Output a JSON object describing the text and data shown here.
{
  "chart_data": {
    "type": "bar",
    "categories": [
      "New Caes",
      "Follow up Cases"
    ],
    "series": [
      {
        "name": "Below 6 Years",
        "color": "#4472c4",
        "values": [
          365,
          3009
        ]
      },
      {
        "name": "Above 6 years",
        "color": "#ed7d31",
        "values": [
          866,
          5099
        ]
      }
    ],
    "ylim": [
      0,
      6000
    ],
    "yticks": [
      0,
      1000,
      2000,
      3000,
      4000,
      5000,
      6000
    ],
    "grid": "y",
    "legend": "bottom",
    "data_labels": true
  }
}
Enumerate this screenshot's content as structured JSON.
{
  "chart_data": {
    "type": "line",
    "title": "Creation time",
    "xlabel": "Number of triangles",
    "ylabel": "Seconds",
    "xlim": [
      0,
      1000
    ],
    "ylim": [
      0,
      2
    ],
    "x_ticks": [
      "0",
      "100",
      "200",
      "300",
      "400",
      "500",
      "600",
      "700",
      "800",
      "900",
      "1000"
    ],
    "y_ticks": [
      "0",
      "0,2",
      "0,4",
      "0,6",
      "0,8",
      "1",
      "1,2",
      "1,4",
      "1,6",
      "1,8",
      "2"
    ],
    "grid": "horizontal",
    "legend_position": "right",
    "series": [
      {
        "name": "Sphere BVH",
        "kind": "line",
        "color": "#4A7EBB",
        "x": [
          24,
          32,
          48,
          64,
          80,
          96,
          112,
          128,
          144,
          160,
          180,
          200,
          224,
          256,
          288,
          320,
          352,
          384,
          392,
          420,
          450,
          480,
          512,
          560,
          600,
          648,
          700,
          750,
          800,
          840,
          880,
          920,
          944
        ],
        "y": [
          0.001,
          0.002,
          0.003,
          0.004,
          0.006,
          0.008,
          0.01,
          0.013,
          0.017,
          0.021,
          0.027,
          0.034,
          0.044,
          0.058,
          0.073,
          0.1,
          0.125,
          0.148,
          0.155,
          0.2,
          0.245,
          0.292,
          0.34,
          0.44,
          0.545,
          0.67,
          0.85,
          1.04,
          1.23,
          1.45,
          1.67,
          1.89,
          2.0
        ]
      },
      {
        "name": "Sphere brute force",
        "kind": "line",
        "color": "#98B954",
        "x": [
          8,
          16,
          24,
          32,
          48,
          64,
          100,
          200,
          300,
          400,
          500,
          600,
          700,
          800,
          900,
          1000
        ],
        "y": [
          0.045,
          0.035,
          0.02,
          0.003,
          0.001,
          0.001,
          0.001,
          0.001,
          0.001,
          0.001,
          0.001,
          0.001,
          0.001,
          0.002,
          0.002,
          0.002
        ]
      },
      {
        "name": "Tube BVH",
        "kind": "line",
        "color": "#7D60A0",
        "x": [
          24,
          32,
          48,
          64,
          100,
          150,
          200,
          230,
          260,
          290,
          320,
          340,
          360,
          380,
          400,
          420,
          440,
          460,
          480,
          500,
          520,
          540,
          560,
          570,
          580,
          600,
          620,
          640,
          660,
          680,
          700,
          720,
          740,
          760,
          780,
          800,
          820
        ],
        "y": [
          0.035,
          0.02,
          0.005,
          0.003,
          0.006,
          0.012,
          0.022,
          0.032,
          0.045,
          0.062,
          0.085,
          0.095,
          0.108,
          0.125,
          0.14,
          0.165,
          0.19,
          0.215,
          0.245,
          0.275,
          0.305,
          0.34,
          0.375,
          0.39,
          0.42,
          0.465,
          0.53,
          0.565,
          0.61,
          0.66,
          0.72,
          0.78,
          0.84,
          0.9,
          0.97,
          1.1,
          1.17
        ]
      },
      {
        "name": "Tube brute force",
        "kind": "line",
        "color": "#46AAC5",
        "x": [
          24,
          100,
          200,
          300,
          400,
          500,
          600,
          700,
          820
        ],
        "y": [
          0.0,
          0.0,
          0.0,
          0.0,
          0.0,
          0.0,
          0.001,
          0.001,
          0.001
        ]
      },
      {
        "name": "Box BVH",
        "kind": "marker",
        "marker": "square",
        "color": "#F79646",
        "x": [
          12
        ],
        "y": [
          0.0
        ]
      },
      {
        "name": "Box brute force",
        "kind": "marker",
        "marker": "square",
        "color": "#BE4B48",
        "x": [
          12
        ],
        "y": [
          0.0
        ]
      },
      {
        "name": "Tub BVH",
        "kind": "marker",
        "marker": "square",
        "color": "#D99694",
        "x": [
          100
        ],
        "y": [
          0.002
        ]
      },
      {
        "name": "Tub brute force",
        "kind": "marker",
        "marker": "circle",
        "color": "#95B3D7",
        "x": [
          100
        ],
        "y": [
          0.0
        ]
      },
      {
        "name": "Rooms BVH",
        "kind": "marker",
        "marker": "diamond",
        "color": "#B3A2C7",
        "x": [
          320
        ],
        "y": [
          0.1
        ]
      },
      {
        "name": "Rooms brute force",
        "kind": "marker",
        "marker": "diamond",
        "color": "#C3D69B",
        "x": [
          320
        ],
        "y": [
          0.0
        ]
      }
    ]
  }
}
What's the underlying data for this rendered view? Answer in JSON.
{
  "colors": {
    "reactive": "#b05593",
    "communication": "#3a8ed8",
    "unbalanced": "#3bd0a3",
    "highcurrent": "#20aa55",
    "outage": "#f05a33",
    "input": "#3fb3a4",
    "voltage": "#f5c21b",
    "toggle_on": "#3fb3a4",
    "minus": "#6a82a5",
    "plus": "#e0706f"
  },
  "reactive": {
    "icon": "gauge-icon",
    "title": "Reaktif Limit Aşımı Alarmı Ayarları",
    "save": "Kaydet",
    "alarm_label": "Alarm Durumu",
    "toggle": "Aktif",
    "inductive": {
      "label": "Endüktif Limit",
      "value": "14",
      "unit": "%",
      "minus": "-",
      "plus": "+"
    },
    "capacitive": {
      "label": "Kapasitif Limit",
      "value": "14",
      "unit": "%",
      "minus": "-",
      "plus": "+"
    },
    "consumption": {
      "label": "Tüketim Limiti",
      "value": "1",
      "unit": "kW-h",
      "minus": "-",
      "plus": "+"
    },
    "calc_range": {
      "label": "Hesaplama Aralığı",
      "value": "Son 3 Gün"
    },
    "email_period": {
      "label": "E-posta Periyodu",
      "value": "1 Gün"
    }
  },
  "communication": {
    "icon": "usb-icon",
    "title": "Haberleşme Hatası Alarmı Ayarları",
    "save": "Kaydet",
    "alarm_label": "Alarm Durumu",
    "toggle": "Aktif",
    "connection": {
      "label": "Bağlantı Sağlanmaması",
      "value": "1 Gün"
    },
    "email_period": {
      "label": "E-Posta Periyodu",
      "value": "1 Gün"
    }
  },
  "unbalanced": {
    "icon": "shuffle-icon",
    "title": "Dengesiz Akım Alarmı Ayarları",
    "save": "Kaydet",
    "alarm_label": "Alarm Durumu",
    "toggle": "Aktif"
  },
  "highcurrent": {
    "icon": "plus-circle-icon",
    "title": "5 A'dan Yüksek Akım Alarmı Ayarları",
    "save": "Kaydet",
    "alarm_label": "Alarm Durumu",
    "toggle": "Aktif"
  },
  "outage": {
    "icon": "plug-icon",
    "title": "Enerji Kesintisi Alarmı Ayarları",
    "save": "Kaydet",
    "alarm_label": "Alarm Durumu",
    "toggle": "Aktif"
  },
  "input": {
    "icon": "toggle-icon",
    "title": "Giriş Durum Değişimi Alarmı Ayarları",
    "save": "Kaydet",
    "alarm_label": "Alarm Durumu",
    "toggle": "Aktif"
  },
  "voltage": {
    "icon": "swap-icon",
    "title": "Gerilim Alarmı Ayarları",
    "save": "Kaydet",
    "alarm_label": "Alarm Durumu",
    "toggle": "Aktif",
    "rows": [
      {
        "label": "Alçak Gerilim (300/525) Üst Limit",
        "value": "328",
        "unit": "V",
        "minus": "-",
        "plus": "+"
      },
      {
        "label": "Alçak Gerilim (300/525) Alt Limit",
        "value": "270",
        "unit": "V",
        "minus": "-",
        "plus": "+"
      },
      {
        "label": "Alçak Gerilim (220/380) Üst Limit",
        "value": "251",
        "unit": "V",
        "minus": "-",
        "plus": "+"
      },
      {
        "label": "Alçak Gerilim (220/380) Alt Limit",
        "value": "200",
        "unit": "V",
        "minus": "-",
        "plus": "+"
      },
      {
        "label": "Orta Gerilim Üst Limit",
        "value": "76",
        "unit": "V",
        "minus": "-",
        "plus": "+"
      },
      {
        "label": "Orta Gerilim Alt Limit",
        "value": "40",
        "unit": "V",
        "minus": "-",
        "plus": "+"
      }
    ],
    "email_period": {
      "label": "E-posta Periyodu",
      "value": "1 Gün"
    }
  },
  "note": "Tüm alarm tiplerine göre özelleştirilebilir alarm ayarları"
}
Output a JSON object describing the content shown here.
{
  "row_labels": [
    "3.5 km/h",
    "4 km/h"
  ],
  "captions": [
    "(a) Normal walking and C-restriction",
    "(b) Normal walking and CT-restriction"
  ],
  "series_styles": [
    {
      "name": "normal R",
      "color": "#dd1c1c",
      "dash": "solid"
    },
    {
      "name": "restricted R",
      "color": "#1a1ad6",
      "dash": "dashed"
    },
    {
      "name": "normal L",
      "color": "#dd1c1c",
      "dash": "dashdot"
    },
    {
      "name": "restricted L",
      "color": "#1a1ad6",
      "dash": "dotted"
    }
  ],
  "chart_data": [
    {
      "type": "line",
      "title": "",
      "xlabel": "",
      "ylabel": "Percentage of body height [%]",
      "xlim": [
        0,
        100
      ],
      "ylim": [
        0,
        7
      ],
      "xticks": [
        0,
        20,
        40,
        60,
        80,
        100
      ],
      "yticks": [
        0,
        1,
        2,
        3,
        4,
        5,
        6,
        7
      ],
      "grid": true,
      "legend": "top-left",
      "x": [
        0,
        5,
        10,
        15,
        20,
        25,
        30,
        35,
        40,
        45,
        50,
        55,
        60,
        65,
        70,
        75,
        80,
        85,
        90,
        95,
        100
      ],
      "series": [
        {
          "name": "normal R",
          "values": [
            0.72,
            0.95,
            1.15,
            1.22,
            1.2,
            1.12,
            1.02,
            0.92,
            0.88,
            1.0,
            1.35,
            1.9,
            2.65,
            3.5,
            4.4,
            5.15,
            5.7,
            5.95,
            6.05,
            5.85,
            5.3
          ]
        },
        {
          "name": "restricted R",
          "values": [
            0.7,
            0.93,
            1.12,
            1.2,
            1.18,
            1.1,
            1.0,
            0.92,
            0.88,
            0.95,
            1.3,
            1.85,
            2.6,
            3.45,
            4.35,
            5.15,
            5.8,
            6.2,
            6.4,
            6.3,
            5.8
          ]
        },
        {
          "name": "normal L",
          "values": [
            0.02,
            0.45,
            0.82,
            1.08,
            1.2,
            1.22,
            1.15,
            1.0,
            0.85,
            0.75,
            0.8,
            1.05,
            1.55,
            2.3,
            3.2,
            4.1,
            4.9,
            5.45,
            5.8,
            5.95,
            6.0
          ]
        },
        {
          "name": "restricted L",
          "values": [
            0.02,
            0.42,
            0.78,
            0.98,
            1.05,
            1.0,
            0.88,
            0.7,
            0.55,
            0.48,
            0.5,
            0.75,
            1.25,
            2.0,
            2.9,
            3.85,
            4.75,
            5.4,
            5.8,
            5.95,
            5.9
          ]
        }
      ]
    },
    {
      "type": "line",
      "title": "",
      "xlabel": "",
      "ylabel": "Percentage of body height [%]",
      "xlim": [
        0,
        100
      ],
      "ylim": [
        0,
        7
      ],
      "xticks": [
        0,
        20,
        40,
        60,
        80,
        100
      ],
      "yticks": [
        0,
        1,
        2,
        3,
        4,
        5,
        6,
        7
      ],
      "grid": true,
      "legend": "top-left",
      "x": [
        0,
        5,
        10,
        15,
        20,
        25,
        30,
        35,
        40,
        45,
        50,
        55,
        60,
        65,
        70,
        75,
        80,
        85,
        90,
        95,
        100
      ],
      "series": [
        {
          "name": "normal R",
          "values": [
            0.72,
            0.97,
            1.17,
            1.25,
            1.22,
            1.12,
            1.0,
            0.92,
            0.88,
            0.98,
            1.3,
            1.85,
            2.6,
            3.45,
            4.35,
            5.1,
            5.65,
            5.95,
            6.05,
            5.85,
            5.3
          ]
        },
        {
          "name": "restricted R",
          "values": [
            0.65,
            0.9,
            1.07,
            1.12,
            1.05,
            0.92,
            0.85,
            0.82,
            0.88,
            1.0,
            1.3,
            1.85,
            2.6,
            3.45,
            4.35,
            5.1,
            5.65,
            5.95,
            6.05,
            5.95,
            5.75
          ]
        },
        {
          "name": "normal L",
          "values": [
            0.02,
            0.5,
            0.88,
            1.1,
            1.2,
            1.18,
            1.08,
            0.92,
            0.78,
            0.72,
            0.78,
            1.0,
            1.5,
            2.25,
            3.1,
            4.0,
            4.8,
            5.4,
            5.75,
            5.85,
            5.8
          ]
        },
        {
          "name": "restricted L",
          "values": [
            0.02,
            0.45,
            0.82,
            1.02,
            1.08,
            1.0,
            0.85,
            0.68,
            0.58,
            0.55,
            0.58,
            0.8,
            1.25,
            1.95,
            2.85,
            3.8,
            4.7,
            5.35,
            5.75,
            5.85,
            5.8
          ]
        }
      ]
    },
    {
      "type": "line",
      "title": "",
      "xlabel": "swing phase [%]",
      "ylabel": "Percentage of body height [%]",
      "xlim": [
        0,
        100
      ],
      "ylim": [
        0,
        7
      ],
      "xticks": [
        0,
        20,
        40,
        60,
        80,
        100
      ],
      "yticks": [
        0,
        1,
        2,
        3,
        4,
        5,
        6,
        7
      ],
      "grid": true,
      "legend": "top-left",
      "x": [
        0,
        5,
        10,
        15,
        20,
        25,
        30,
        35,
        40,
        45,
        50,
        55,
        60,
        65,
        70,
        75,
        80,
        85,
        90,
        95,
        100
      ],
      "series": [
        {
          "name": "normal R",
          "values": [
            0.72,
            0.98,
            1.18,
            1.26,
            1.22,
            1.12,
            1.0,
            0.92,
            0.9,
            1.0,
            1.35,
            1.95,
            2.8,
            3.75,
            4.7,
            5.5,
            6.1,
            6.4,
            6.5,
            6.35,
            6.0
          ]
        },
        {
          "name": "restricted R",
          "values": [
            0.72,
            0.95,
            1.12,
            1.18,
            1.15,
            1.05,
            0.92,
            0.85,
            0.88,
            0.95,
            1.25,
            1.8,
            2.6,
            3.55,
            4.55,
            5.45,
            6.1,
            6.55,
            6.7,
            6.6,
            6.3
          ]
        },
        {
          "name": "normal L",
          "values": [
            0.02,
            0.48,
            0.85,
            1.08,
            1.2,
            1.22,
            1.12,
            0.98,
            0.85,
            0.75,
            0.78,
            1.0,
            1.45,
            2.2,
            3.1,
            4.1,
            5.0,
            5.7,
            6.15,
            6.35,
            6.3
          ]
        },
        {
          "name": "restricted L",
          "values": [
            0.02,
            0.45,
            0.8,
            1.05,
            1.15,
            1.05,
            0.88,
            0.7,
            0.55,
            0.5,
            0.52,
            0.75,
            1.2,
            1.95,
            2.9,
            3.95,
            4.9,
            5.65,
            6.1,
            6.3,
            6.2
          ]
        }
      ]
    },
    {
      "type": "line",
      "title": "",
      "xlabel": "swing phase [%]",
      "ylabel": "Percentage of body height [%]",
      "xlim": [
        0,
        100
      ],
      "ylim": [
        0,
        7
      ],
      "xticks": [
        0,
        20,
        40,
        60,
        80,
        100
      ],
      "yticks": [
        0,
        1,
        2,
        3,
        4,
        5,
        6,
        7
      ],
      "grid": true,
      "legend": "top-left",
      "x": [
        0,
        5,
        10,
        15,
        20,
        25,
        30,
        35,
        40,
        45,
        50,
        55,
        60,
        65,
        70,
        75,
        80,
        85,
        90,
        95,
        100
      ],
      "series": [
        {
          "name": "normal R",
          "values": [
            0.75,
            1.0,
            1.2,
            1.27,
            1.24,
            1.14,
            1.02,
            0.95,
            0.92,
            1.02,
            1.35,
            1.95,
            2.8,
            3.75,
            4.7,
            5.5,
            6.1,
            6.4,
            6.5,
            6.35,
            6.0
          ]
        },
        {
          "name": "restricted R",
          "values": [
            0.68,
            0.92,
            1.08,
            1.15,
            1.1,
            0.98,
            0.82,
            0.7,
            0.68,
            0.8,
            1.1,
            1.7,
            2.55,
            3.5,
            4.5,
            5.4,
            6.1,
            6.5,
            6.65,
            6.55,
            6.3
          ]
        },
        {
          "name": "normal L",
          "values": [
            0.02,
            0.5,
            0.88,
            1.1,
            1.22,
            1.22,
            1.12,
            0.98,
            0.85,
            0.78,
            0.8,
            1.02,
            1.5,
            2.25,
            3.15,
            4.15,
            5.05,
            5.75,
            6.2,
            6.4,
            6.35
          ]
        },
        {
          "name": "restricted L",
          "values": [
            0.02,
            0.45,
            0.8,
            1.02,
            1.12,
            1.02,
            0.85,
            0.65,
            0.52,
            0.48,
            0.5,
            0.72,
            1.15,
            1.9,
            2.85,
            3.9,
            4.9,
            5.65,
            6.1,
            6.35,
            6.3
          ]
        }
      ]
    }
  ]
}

· · · · · · ·

> _What you will do_
Return each line of the listing that holds the string "title".

> _Finished answer_
    "title": "Creation time",
    "title": "Reaktif Limit Aşımı Alarmı Ayarları",
    "title": "Haberleşme Hatası Alarmı Ayarları",
    "title": "Dengesiz Akım Alarmı Ayarları",
    "title": "5 A'dan Yüksek Akım Alarmı Ayarları",
    "title": "Enerji Kesintisi Alarmı Ayarları",
    "title": "Giriş Durum Değişimi Alarmı Ayarları",
    "title": "Gerilim Alarmı Ayarları",
      "title": "",
      "title": "",
      "title": "",
      "title": "",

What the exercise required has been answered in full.